Chart and figure data

--- --- ---

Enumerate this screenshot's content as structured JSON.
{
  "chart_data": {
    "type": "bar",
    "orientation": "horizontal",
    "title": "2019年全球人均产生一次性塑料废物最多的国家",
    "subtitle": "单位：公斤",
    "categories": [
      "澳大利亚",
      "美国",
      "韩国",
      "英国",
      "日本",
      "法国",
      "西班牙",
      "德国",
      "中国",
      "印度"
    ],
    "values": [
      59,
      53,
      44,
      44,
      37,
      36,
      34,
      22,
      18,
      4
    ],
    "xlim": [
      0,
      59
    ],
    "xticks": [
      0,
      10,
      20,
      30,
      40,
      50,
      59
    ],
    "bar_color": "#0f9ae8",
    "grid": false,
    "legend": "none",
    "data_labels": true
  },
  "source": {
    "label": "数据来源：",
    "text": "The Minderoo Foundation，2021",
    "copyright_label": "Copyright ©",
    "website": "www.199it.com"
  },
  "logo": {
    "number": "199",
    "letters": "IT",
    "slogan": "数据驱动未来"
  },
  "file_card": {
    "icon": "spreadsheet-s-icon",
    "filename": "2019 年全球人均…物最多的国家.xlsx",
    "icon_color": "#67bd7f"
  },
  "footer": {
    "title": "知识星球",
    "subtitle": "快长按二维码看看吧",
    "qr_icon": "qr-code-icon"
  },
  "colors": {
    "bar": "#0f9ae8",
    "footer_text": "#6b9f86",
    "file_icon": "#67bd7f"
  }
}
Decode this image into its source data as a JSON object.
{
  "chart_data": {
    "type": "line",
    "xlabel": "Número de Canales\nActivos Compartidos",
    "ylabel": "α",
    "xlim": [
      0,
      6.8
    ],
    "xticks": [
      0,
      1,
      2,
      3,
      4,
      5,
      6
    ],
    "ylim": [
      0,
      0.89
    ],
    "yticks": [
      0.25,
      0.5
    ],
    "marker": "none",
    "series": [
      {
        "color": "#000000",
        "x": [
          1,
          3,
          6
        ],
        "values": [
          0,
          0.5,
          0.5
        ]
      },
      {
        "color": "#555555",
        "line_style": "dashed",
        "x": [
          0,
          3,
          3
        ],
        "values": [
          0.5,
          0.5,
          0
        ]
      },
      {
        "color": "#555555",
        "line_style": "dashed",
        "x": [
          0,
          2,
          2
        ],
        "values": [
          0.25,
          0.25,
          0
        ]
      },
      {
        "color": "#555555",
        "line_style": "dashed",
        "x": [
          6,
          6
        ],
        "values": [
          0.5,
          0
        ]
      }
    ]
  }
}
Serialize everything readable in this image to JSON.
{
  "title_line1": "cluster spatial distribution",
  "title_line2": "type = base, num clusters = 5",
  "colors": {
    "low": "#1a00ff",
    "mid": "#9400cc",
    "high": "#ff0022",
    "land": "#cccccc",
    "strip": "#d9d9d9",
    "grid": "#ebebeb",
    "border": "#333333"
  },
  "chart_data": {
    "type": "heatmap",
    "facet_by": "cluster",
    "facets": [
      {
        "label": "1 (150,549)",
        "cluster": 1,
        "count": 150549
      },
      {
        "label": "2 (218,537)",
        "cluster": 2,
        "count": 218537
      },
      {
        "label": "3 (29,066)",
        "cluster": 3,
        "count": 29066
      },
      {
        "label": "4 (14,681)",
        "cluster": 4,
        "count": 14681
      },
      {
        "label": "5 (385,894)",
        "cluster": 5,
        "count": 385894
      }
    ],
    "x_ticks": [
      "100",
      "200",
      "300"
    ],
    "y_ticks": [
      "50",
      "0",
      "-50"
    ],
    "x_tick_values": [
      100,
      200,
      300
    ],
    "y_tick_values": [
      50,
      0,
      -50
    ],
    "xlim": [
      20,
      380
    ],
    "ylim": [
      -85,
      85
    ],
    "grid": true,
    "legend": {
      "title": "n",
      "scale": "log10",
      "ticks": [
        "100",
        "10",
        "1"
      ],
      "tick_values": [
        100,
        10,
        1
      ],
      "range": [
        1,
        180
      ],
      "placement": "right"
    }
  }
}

--- --- ---

Task directions: Point out every line holding the string "this" and copy it.

Result below:
Enumerate this screenshot's content as structured JSON.
Decode this image into its source data as a JSON object.
Serialize everything readable in this image to JSON.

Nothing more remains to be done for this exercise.